◆ Exercise prompt ◆
Repeat every line of the data exactly, but not the pictures.

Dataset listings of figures
########################################

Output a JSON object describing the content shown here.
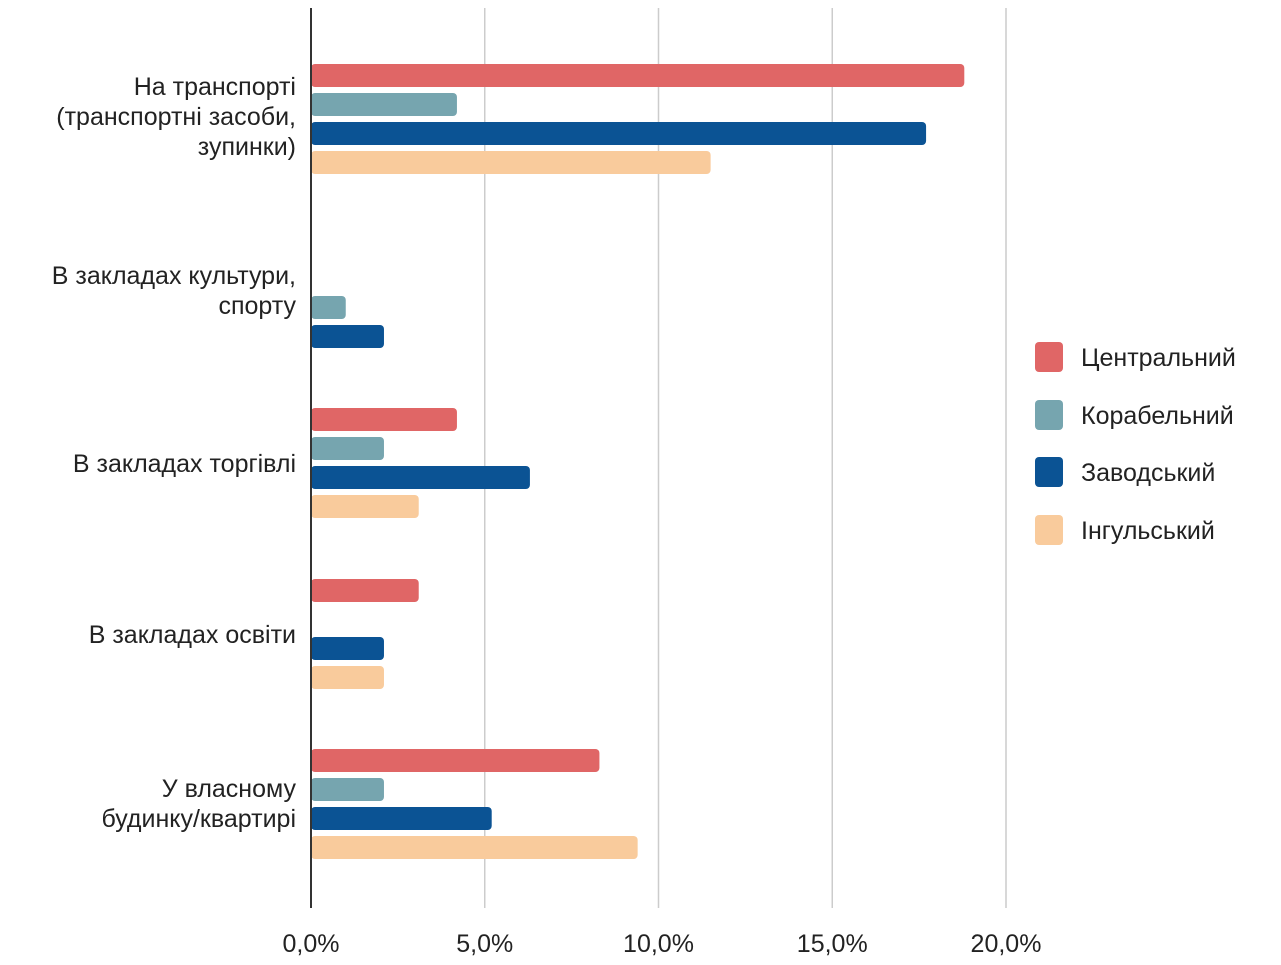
{
  "chart_data": {
    "type": "bar",
    "orientation": "horizontal",
    "categories": [
      "На транспорті\n(транспортні засоби,\nзупинки)",
      "В закладах культури,\nспорту",
      "В закладах торгівлі",
      "В закладах освіти",
      "У власному\nбудинку/квартирі"
    ],
    "series": [
      {
        "name": "Центральний",
        "color": "#e06666",
        "values": [
          18.8,
          0,
          4.2,
          3.1,
          8.3
        ]
      },
      {
        "name": "Корабельний",
        "color": "#76a5af",
        "values": [
          4.2,
          1.0,
          2.1,
          0,
          2.1
        ]
      },
      {
        "name": "Заводський",
        "color": "#0b5394",
        "values": [
          17.7,
          2.1,
          6.3,
          2.1,
          5.2
        ]
      },
      {
        "name": "Інгульський",
        "color": "#f9cb9c",
        "values": [
          11.5,
          0,
          3.1,
          2.1,
          9.4
        ]
      }
    ],
    "x_ticks": [
      "0,0%",
      "5,0%",
      "10,0%",
      "15,0%",
      "20,0%"
    ],
    "xlim": [
      0,
      20
    ],
    "grid": true,
    "legend_position": "right",
    "title": "",
    "xlabel": "",
    "ylabel": ""
  }
}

########################################

◆ Exercise output ◆
Output a JSON object describing the content shown here.
{
  "chart_data": {
    "type": "bar",
    "orientation": "horizontal",
    "categories": [
      "На транспорті\n(транспортні засоби,\nзупинки)",
      "В закладах культури,\nспорту",
      "В закладах торгівлі",
      "В закладах освіти",
      "У власному\nбудинку/квартирі"
    ],
    "series": [
      {
        "name": "Центральний",
        "color": "#e06666",
        "values": [
          18.8,
          0,
          4.2,
          3.1,
          8.3
        ]
      },
      {
        "name": "Корабельний",
        "color": "#76a5af",
        "values": [
          4.2,
          1.0,
          2.1,
          0,
          2.1
        ]
      },
      {
        "name": "Заводський",
        "color": "#0b5394",
        "values": [
          17.7,
          2.1,
          6.3,
          2.1,
          5.2
        ]
      },
      {
        "name": "Інгульський",
        "color": "#f9cb9c",
        "values": [
          11.5,
          0,
          3.1,
          2.1,
          9.4
        ]
      }
    ],
    "x_ticks": [
      "0,0%",
      "5,0%",
      "10,0%",
      "15,0%",
      "20,0%"
    ],
    "xlim": [
      0,
      20
    ],
    "grid": true,
    "legend_position": "right",
    "title": "",
    "xlabel": "",
    "ylabel": ""
  }
}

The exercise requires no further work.